EXERCISE INSTRUCTIONS —
Report how many lines hold the word "title"; answer with the number alone.

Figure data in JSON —
────────────────────

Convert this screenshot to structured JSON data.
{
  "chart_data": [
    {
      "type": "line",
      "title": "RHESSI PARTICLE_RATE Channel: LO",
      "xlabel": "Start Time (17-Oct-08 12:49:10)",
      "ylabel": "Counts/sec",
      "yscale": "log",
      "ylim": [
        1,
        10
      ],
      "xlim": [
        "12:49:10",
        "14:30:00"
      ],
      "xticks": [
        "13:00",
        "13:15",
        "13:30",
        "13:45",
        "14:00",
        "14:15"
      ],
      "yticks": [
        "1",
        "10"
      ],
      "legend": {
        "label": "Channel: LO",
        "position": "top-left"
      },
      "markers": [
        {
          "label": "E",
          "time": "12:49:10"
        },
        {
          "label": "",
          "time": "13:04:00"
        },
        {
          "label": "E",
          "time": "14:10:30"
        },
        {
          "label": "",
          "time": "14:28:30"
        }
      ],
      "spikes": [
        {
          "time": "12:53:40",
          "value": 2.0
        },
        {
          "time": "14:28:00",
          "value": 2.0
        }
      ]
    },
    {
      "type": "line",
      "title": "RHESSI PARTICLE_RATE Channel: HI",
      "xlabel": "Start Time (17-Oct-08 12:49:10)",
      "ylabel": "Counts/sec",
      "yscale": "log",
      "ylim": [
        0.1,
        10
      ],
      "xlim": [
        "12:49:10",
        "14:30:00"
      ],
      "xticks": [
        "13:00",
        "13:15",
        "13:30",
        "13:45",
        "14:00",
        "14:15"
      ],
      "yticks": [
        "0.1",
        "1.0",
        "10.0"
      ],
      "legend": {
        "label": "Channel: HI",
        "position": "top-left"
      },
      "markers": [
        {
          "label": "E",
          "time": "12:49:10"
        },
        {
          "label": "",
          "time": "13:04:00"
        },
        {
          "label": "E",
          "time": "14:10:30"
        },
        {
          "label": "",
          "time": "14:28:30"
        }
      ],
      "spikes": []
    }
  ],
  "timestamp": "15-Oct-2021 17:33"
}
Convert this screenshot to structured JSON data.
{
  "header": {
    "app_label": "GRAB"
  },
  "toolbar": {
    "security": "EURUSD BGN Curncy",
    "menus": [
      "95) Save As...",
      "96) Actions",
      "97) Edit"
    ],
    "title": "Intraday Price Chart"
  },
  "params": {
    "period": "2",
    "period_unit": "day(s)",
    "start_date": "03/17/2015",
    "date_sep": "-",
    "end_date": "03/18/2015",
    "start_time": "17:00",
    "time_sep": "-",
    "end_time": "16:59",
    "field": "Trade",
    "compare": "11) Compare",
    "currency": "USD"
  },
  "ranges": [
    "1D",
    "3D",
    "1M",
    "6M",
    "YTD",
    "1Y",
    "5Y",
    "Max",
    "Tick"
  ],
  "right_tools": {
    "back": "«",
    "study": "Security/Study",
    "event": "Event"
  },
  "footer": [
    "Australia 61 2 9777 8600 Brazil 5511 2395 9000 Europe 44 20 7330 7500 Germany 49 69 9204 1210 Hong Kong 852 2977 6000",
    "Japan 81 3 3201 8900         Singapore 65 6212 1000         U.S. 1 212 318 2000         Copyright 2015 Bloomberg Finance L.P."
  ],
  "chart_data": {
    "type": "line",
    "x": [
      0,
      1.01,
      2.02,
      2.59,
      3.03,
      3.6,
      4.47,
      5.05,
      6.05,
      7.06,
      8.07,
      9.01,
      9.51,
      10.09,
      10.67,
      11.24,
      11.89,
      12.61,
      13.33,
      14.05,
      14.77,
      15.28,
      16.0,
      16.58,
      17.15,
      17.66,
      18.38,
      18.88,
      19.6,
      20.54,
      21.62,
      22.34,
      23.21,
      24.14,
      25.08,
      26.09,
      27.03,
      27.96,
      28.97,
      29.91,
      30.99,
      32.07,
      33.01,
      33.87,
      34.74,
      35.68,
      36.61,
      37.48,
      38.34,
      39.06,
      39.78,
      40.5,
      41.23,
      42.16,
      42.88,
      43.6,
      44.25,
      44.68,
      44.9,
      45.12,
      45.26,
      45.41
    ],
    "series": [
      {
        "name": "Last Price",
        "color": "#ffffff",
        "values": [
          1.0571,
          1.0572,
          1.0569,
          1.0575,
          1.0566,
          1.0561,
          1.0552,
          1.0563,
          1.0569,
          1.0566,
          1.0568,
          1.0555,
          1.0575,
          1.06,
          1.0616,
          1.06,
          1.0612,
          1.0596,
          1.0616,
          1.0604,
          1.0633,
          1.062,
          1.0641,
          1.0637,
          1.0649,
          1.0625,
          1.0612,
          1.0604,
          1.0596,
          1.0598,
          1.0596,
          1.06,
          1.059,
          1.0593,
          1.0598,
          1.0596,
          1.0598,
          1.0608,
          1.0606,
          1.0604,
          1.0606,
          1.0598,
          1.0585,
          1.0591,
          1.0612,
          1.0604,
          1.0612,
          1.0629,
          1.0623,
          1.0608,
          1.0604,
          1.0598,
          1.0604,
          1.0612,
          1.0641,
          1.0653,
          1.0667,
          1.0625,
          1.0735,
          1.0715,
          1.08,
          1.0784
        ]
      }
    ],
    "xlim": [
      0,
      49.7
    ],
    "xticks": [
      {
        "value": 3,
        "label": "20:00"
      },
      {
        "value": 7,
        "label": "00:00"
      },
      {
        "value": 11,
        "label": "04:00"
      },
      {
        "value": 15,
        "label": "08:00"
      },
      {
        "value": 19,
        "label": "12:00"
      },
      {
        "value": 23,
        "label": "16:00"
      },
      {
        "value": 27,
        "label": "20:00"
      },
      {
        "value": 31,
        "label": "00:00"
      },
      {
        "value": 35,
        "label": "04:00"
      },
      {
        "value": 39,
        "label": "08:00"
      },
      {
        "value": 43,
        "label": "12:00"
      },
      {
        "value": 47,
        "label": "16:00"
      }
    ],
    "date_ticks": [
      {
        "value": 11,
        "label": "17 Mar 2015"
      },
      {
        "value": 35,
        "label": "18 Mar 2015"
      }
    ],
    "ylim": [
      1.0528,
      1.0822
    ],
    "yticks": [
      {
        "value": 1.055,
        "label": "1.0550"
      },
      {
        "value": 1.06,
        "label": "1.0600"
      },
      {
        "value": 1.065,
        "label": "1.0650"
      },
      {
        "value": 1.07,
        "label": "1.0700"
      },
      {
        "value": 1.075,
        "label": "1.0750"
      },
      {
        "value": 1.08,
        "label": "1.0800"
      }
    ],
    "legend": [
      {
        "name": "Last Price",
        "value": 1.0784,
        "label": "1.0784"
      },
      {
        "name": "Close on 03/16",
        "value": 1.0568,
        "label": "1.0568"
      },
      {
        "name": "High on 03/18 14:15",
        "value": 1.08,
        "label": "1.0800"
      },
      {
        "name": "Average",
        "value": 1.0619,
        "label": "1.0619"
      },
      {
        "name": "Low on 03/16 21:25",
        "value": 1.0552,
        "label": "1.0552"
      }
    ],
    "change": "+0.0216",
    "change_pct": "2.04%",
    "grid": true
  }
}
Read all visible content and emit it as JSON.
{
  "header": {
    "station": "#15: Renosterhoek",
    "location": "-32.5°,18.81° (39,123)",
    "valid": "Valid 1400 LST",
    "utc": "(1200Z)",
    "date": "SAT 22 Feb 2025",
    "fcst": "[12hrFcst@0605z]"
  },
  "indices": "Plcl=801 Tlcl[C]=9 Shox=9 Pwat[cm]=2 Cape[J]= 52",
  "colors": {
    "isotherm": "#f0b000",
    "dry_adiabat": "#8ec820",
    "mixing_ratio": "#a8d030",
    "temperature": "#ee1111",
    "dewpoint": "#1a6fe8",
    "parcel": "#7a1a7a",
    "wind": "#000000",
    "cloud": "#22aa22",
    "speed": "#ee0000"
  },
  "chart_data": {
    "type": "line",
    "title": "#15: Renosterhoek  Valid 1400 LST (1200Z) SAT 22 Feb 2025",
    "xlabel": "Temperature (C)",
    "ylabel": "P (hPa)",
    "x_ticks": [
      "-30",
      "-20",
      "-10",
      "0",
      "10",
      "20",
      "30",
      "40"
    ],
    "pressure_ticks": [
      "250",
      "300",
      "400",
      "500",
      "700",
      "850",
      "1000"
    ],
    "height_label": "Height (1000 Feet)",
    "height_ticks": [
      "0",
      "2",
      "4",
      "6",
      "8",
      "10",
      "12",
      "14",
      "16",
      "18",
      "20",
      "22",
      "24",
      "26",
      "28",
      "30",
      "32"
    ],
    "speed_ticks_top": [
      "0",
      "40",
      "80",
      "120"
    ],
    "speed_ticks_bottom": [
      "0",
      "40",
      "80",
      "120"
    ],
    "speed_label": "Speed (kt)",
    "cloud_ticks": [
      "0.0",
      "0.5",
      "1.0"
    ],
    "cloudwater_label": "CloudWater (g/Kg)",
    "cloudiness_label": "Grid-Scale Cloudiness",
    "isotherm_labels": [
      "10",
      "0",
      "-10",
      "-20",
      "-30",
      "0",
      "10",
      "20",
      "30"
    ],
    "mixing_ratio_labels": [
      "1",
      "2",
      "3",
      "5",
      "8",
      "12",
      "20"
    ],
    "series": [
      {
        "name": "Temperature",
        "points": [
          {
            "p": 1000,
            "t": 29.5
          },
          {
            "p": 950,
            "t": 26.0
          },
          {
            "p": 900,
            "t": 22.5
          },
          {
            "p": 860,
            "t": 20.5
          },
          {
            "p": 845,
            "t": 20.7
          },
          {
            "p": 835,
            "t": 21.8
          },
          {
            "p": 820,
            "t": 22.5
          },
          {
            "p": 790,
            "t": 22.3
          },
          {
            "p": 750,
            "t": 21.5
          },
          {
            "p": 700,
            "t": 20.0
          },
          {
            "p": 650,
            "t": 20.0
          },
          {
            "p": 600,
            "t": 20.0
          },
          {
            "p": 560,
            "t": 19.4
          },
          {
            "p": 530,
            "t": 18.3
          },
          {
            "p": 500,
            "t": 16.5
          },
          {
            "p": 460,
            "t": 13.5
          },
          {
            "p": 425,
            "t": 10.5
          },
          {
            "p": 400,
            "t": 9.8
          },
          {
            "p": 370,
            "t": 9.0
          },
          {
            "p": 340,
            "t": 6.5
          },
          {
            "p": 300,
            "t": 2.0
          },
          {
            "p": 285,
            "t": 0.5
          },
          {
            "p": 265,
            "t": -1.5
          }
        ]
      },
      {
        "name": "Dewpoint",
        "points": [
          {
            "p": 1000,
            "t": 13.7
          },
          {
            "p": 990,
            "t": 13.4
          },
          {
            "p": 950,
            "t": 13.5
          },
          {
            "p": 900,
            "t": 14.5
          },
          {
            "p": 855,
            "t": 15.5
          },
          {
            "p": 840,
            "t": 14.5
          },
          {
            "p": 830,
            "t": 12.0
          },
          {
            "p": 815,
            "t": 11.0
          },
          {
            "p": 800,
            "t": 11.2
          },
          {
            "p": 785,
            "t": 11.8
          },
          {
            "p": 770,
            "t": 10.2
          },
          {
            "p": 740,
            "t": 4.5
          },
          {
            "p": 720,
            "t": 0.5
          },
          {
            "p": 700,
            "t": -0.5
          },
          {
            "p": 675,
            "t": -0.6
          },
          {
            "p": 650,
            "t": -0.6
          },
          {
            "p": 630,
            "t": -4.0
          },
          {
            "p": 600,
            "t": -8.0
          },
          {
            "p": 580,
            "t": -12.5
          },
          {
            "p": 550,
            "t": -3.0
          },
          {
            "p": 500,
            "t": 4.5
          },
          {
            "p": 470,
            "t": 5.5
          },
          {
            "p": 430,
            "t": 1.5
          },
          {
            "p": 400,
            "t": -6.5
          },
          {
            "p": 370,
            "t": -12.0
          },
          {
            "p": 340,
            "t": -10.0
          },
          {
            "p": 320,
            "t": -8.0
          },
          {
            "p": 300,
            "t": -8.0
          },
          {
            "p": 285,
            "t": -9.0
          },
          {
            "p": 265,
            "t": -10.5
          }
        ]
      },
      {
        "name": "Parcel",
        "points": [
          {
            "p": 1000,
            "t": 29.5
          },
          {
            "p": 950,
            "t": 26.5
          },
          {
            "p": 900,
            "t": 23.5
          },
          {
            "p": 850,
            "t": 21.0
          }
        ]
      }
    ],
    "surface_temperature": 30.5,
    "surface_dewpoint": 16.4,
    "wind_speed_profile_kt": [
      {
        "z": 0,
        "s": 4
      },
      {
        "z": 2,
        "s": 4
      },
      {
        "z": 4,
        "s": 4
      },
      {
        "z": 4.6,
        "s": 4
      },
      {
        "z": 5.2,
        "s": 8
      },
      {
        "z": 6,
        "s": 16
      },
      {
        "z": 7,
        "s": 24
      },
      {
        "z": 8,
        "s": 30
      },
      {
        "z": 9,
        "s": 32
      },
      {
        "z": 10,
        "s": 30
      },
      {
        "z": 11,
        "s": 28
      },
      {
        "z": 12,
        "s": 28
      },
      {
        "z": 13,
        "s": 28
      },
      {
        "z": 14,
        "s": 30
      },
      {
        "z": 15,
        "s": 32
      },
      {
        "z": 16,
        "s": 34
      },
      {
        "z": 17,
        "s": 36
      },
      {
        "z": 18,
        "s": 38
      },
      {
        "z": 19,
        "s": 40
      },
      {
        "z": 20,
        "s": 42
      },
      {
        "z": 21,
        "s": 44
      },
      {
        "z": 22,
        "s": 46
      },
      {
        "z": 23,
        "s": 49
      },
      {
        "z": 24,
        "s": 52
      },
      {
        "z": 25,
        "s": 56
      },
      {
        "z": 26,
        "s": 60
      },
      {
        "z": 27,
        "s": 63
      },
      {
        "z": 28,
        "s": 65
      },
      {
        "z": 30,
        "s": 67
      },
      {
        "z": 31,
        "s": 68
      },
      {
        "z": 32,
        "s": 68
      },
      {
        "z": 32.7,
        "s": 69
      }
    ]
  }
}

────────────────────

RESULT FOR THIS TASK —
4